• [YOUR OBJECTIVE] Write out the data below exactly as given, without any of its pictures.

• [LISTING]
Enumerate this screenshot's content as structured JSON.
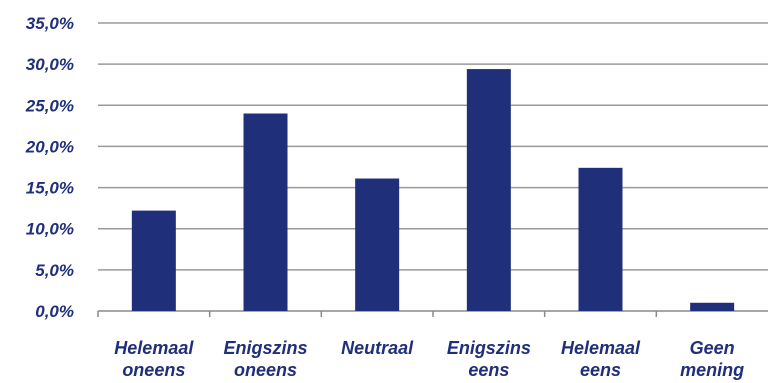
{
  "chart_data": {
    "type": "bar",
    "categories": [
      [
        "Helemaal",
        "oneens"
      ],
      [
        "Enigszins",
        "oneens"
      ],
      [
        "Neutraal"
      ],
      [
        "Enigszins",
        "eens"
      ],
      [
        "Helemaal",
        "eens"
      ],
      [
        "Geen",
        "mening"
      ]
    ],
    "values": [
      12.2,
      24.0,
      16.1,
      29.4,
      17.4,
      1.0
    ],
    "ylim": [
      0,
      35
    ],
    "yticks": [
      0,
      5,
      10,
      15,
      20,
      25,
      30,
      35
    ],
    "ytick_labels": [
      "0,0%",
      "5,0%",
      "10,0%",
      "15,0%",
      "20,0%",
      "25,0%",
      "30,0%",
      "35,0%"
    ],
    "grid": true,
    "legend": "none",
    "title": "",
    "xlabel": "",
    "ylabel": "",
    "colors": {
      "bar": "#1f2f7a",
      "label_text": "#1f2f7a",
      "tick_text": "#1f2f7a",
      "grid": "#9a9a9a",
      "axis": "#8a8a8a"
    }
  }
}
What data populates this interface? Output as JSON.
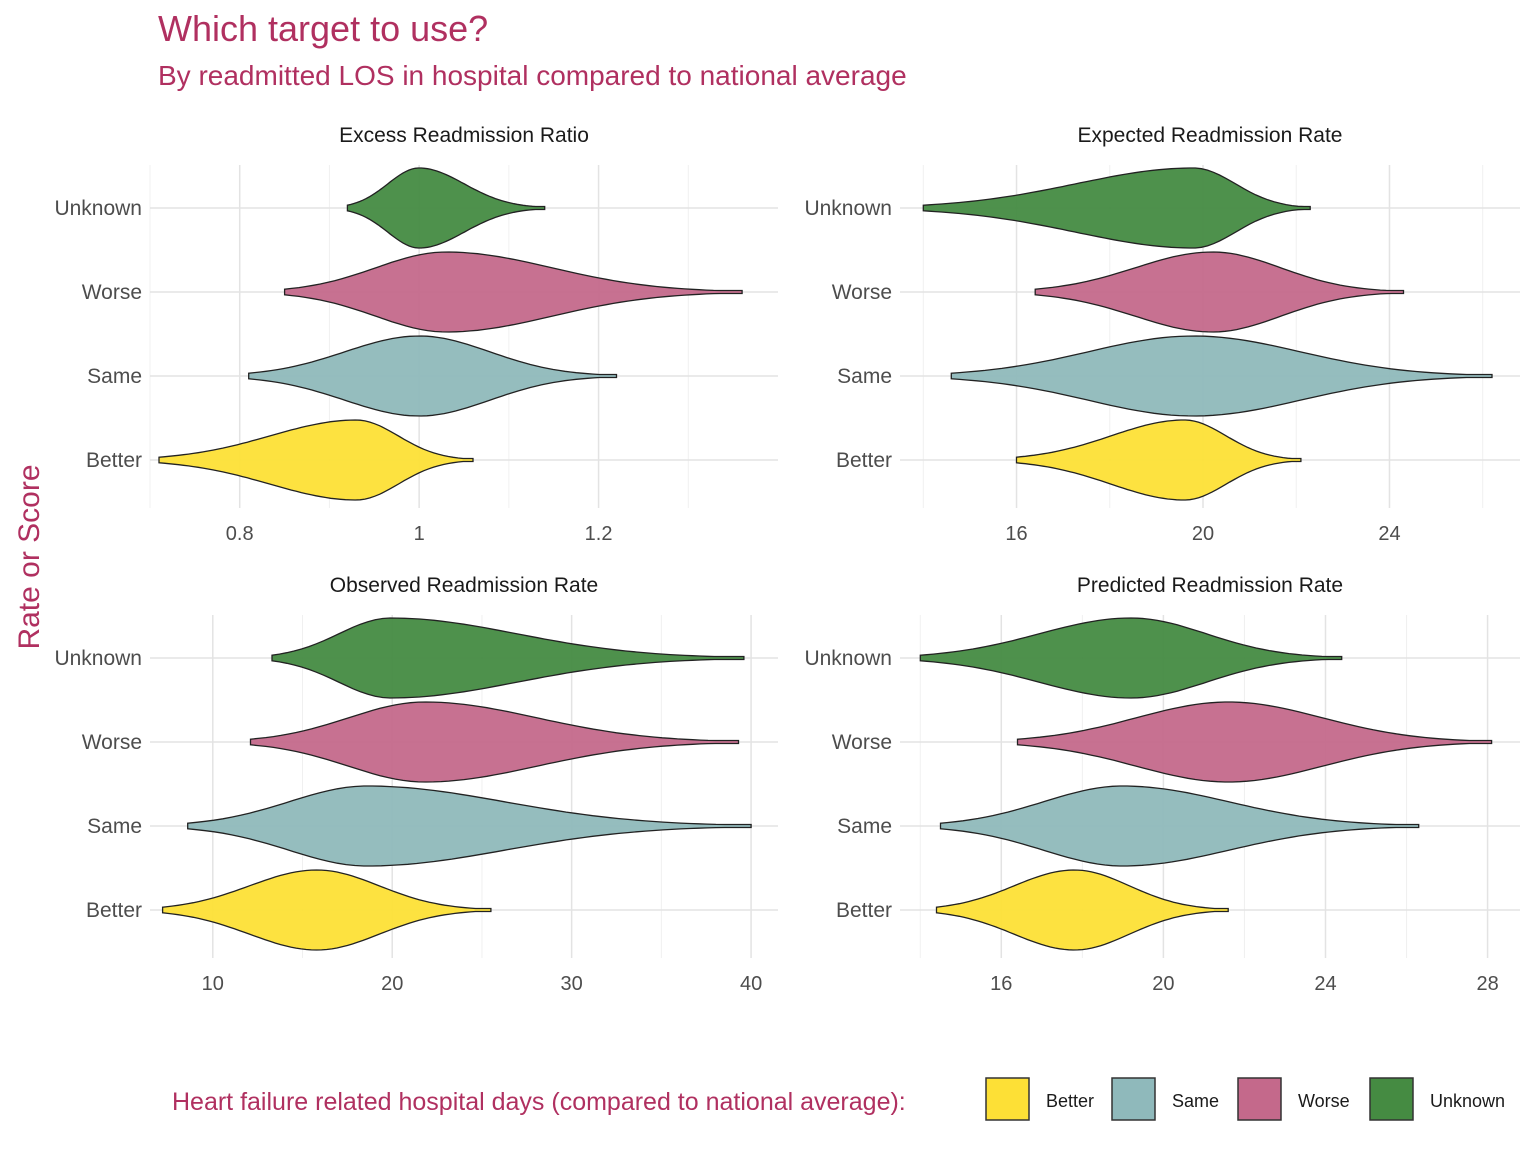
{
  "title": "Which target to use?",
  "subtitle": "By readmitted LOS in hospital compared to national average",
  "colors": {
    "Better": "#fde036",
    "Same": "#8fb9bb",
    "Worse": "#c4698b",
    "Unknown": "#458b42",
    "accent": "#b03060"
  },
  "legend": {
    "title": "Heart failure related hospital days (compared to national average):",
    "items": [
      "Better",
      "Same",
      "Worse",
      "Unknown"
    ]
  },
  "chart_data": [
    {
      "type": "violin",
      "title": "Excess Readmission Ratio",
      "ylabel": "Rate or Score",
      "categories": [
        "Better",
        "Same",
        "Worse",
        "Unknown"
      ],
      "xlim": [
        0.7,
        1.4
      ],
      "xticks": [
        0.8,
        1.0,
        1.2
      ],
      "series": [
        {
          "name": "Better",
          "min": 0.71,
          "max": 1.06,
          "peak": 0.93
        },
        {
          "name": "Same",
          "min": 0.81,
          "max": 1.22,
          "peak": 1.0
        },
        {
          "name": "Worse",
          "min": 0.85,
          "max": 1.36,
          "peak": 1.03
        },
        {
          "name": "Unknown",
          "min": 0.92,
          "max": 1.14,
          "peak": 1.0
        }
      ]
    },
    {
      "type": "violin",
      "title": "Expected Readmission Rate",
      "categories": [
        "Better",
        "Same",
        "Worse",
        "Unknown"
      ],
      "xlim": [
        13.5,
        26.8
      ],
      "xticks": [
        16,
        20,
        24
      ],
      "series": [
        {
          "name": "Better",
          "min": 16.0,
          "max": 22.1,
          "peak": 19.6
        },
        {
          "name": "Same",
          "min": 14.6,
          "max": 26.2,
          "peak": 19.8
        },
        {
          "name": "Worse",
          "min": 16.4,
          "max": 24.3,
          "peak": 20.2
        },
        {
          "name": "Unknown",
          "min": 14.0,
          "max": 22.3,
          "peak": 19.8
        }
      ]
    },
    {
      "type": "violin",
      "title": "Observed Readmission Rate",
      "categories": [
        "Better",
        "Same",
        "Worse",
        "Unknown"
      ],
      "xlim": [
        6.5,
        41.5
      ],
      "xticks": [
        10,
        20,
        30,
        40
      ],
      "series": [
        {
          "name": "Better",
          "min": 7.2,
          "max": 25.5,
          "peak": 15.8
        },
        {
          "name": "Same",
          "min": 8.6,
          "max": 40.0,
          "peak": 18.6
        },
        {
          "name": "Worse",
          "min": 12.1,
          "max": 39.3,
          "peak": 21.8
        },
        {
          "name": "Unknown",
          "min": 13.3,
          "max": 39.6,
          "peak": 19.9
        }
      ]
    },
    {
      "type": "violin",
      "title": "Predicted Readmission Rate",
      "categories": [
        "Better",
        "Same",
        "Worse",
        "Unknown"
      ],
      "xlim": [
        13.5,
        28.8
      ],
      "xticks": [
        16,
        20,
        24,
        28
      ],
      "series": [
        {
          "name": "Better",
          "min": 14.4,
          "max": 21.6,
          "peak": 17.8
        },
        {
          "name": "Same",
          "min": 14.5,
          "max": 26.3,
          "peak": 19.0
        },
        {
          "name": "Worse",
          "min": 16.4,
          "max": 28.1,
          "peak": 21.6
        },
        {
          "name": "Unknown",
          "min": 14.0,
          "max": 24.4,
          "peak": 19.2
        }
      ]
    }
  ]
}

• [EXERCISE OUTPUT]
Enumerate this screenshot's content as structured JSON.
{
  "chart_data": {
    "type": "bar",
    "categories": [
      [
        "Helemaal",
        "oneens"
      ],
      [
        "Enigszins",
        "oneens"
      ],
      [
        "Neutraal"
      ],
      [
        "Enigszins",
        "eens"
      ],
      [
        "Helemaal",
        "eens"
      ],
      [
        "Geen",
        "mening"
      ]
    ],
    "values": [
      12.2,
      24.0,
      16.1,
      29.4,
      17.4,
      1.0
    ],
    "ylim": [
      0,
      35
    ],
    "yticks": [
      0,
      5,
      10,
      15,
      20,
      25,
      30,
      35
    ],
    "ytick_labels": [
      "0,0%",
      "5,0%",
      "10,0%",
      "15,0%",
      "20,0%",
      "25,0%",
      "30,0%",
      "35,0%"
    ],
    "grid": true,
    "legend": "none",
    "title": "",
    "xlabel": "",
    "ylabel": "",
    "colors": {
      "bar": "#1f2f7a",
      "label_text": "#1f2f7a",
      "tick_text": "#1f2f7a",
      "grid": "#9a9a9a",
      "axis": "#8a8a8a"
    }
  }
}
What data populates this interface? Output as JSON.
{
  "title": "Which target to use?",
  "subtitle": "By readmitted LOS in hospital compared to national average",
  "colors": {
    "Better": "#fde036",
    "Same": "#8fb9bb",
    "Worse": "#c4698b",
    "Unknown": "#458b42",
    "accent": "#b03060"
  },
  "legend": {
    "title": "Heart failure related hospital days (compared to national average):",
    "items": [
      "Better",
      "Same",
      "Worse",
      "Unknown"
    ]
  },
  "chart_data": [
    {
      "type": "violin",
      "title": "Excess Readmission Ratio",
      "ylabel": "Rate or Score",
      "categories": [
        "Better",
        "Same",
        "Worse",
        "Unknown"
      ],
      "xlim": [
        0.7,
        1.4
      ],
      "xticks": [
        0.8,
        1.0,
        1.2
      ],
      "series": [
        {
          "name": "Better",
          "min": 0.71,
          "max": 1.06,
          "peak": 0.93
        },
        {
          "name": "Same",
          "min": 0.81,
          "max": 1.22,
          "peak": 1.0
        },
        {
          "name": "Worse",
          "min": 0.85,
          "max": 1.36,
          "peak": 1.03
        },
        {
          "name": "Unknown",
          "min": 0.92,
          "max": 1.14,
          "peak": 1.0
        }
      ]
    },
    {
      "type": "violin",
      "title": "Expected Readmission Rate",
      "categories": [
        "Better",
        "Same",
        "Worse",
        "Unknown"
      ],
      "xlim": [
        13.5,
        26.8
      ],
      "xticks": [
        16,
        20,
        24
      ],
      "series": [
        {
          "name": "Better",
          "min": 16.0,
          "max": 22.1,
          "peak": 19.6
        },
        {
          "name": "Same",
          "min": 14.6,
          "max": 26.2,
          "peak": 19.8
        },
        {
          "name": "Worse",
          "min": 16.4,
          "max": 24.3,
          "peak": 20.2
        },
        {
          "name": "Unknown",
          "min": 14.0,
          "max": 22.3,
          "peak": 19.8
        }
      ]
    },
    {
      "type": "violin",
      "title": "Observed Readmission Rate",
      "categories": [
        "Better",
        "Same",
        "Worse",
        "Unknown"
      ],
      "xlim": [
        6.5,
        41.5
      ],
      "xticks": [
        10,
        20,
        30,
        40
      ],
      "series": [
        {
          "name": "Better",
          "min": 7.2,
          "max": 25.5,
          "peak": 15.8
        },
        {
          "name": "Same",
          "min": 8.6,
          "max": 40.0,
          "peak": 18.6
        },
        {
          "name": "Worse",
          "min": 12.1,
          "max": 39.3,
          "peak": 21.8
        },
        {
          "name": "Unknown",
          "min": 13.3,
          "max": 39.6,
          "peak": 19.9
        }
      ]
    },
    {
      "type": "violin",
      "title": "Predicted Readmission Rate",
      "categories": [
        "Better",
        "Same",
        "Worse",
        "Unknown"
      ],
      "xlim": [
        13.5,
        28.8
      ],
      "xticks": [
        16,
        20,
        24,
        28
      ],
      "series": [
        {
          "name": "Better",
          "min": 14.4,
          "max": 21.6,
          "peak": 17.8
        },
        {
          "name": "Same",
          "min": 14.5,
          "max": 26.3,
          "peak": 19.0
        },
        {
          "name": "Worse",
          "min": 16.4,
          "max": 28.1,
          "peak": 21.6
        },
        {
          "name": "Unknown",
          "min": 14.0,
          "max": 24.4,
          "peak": 19.2
        }
      ]
    }
  ]
}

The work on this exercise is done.